— Task objective —
Reproduce the records below line for line, without any change, but leave out the picture.

— Dataset excerpts —
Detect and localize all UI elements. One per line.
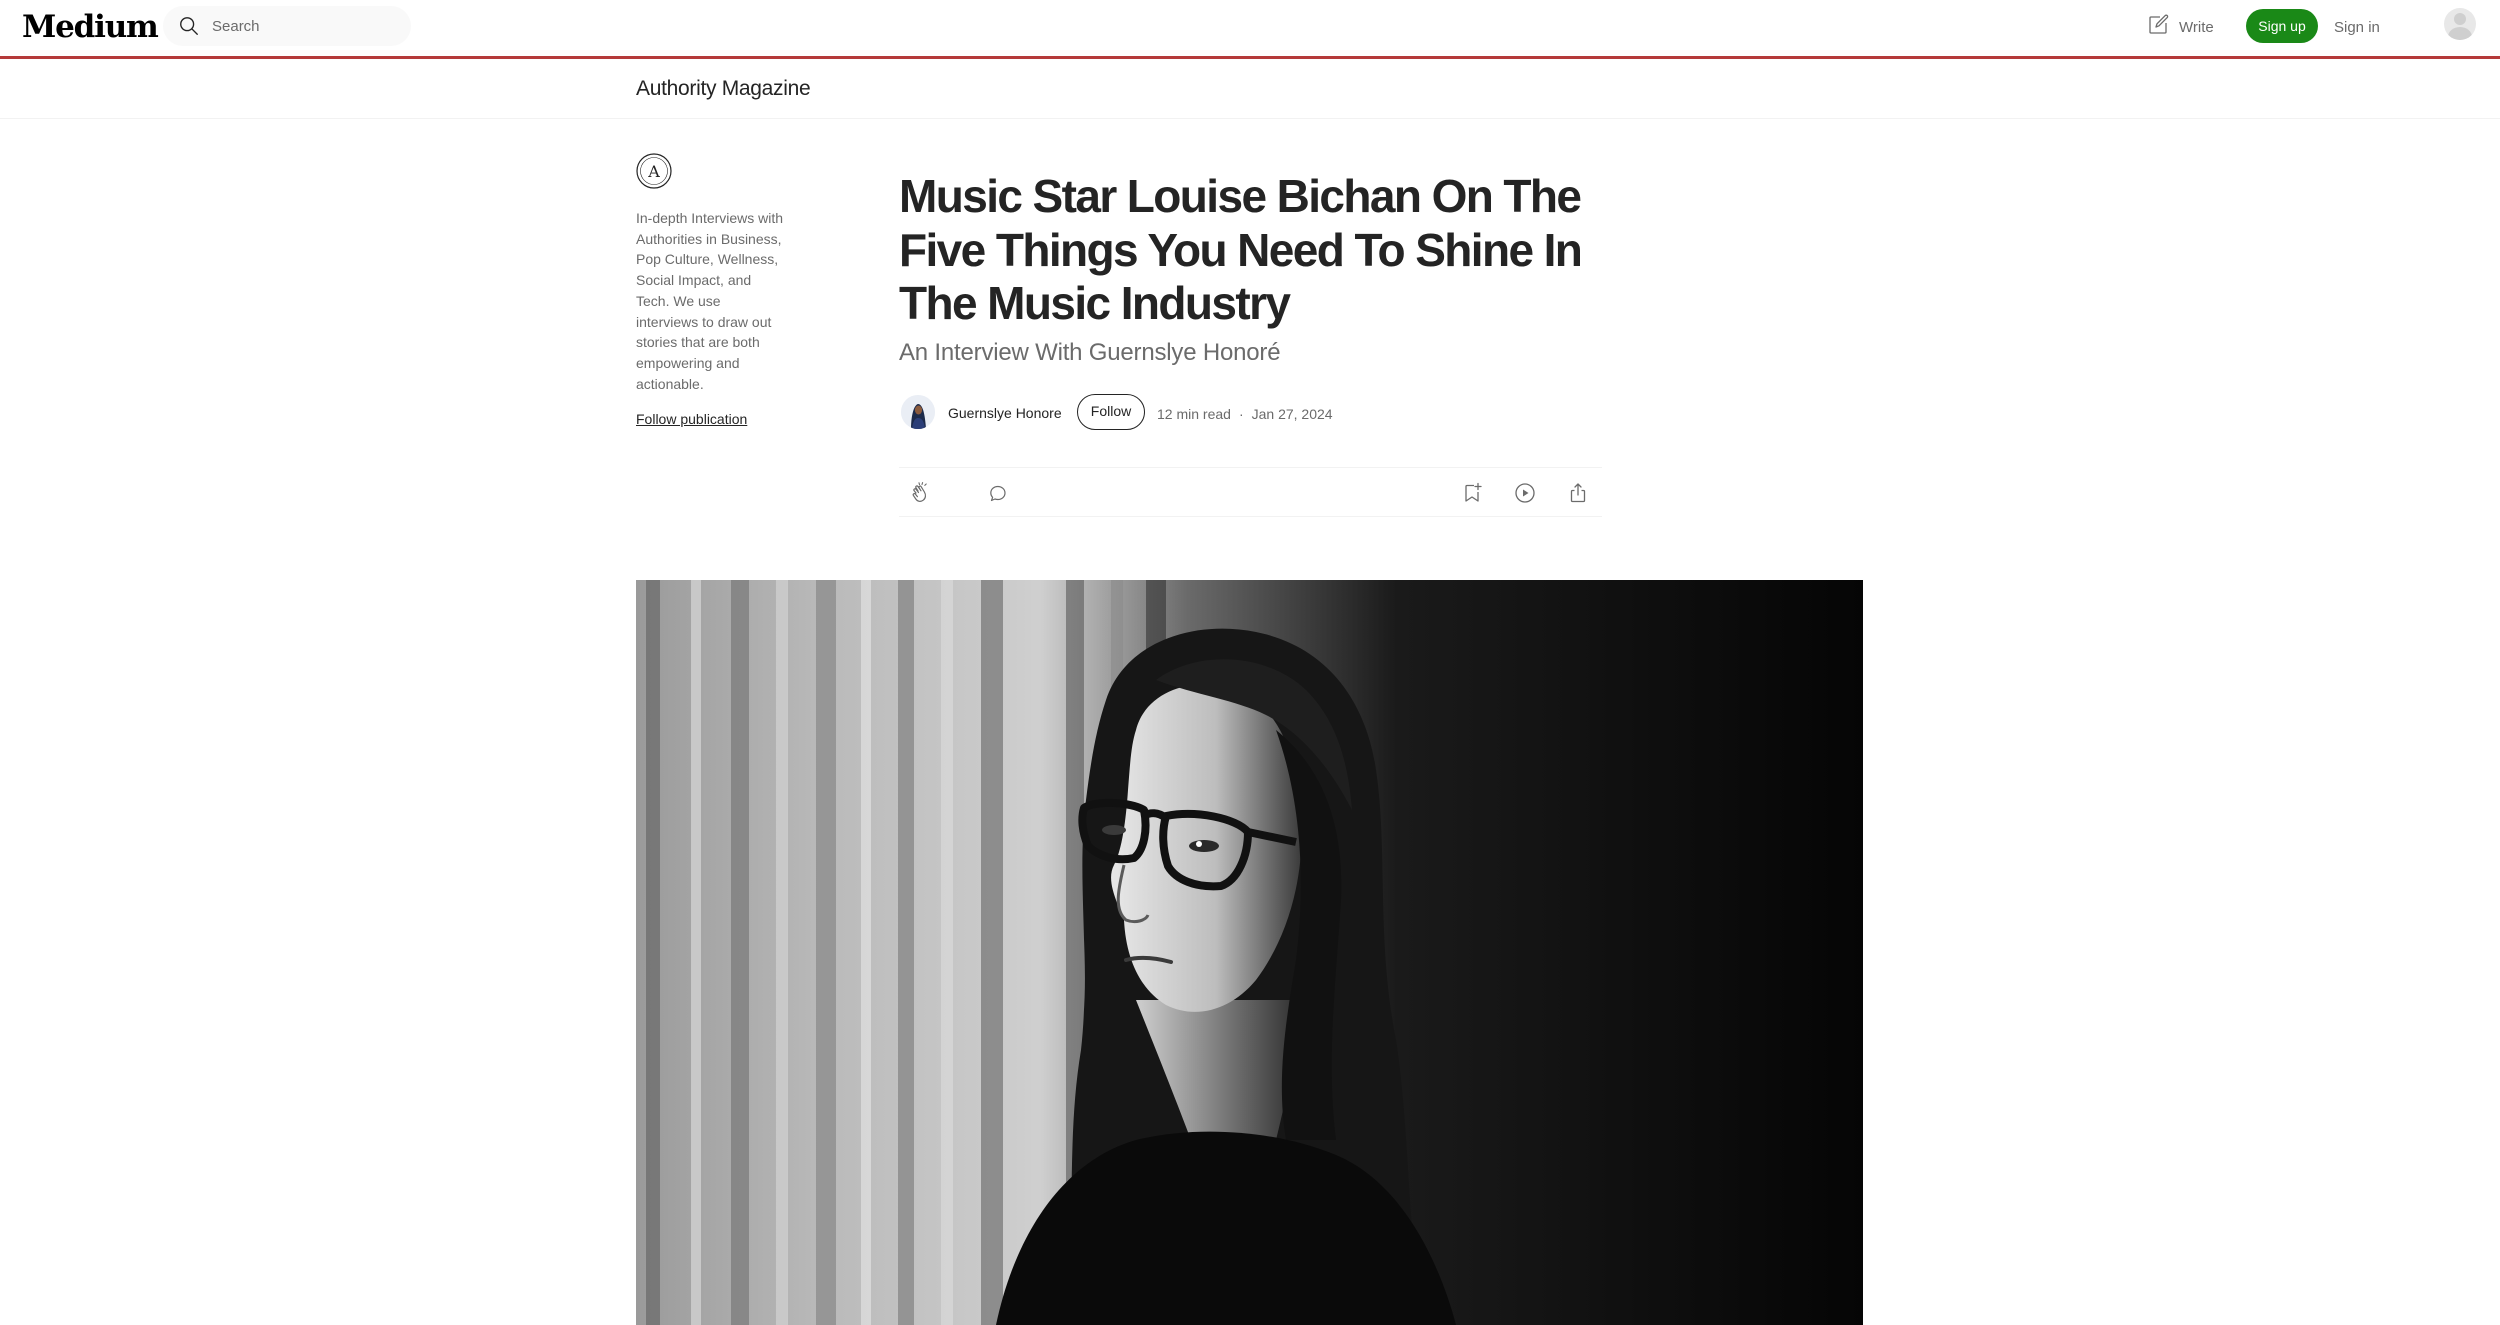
publication-bar: Authority Magazine [0, 59, 2500, 119]
avatar-body-shape [2448, 27, 2472, 40]
publication-name[interactable]: Authority Magazine [636, 77, 811, 101]
medium-logo[interactable]: Medium [22, 9, 159, 45]
comment-icon[interactable] [986, 481, 1010, 505]
publication-description: In-depth Interviews with Authorities in … [636, 210, 784, 392]
follow-publication-link[interactable]: Follow publication [636, 411, 747, 427]
sign-in-link[interactable]: Sign in [2334, 19, 2380, 36]
meta-separator: · [1238, 406, 1244, 422]
write-label: Write [2179, 19, 2214, 36]
article-subtitle: An Interview With Guernslye Honoré [899, 339, 1281, 366]
user-avatar[interactable] [2444, 8, 2476, 40]
article-meta: 12 min read · Jan 27, 2024 [1157, 406, 1333, 422]
search-input[interactable]: Search [212, 18, 260, 35]
top-navigation: Medium Search Write Sign up Sign in [0, 0, 2500, 59]
clap-icon[interactable] [909, 481, 933, 505]
author-portrait-image [901, 395, 935, 429]
listen-icon[interactable] [1513, 481, 1537, 505]
read-time: 12 min read [1157, 406, 1231, 422]
article-title: Music Star Louise Bichan On The Five Thi… [899, 170, 1583, 329]
bookmark-icon[interactable] [1460, 481, 1484, 505]
share-icon[interactable] [1566, 481, 1590, 505]
author-name[interactable]: Guernslye Honore [948, 405, 1062, 421]
article-action-bar [899, 467, 1602, 517]
publication-logo-letter: A [647, 162, 660, 181]
search-bar[interactable]: Search [163, 6, 411, 46]
hero-image [636, 580, 1863, 1325]
author-row: Guernslye Honore Follow 12 min read · Jan … [899, 394, 1599, 434]
publication-logo[interactable]: A [636, 153, 672, 189]
avatar-head-shape [2454, 13, 2466, 25]
follow-author-button[interactable]: Follow [1077, 394, 1145, 430]
hero-portrait-photo [636, 580, 1863, 1325]
sign-up-button[interactable]: Sign up [2246, 9, 2318, 43]
author-avatar[interactable] [901, 395, 935, 429]
search-icon [180, 17, 198, 35]
publish-date: Jan 27, 2024 [1251, 406, 1333, 422]
write-icon [2149, 14, 2169, 34]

— The reply —
Detect and localize all UI elements. One per line.
publication-bar: Authority Magazine [0, 59, 2500, 119]
avatar-body-shape [2448, 27, 2472, 40]
publication-name[interactable]: Authority Magazine [636, 77, 811, 101]
medium-logo[interactable]: Medium [22, 9, 159, 45]
comment-icon[interactable] [986, 481, 1010, 505]
publication-description: In-depth Interviews with Authorities in … [636, 210, 784, 392]
follow-publication-link[interactable]: Follow publication [636, 411, 747, 427]
sign-in-link[interactable]: Sign in [2334, 19, 2380, 36]
meta-separator: · [1238, 406, 1244, 422]
write-label: Write [2179, 19, 2214, 36]
article-subtitle: An Interview With Guernslye Honoré [899, 339, 1281, 366]
user-avatar[interactable] [2444, 8, 2476, 40]
article-meta: 12 min read · Jan 27, 2024 [1157, 406, 1333, 422]
search-input[interactable]: Search [212, 18, 260, 35]
top-navigation: Medium Search Write Sign up Sign in [0, 0, 2500, 59]
clap-icon[interactable] [909, 481, 933, 505]
author-portrait-image [901, 395, 935, 429]
listen-icon[interactable] [1513, 481, 1537, 505]
read-time: 12 min read [1157, 406, 1231, 422]
article-title: Music Star Louise Bichan On The Five Thi… [899, 170, 1583, 329]
bookmark-icon[interactable] [1460, 481, 1484, 505]
share-icon[interactable] [1566, 481, 1590, 505]
author-name[interactable]: Guernslye Honore [948, 405, 1062, 421]
article-action-bar [899, 467, 1602, 517]
publication-logo-letter: A [647, 162, 660, 181]
search-bar[interactable]: Search [163, 6, 411, 46]
hero-image [636, 580, 1863, 1325]
author-row: Guernslye Honore Follow 12 min read · Jan … [899, 394, 1599, 434]
publication-logo[interactable]: A [636, 153, 672, 189]
avatar-head-shape [2454, 13, 2466, 25]
follow-author-button[interactable]: Follow [1077, 394, 1145, 430]
hero-portrait-photo [636, 580, 1863, 1325]
sign-up-button[interactable]: Sign up [2246, 9, 2318, 43]
author-avatar[interactable] [901, 395, 935, 429]
search-icon [180, 17, 198, 35]
publish-date: Jan 27, 2024 [1251, 406, 1333, 422]
write-icon [2149, 14, 2169, 34]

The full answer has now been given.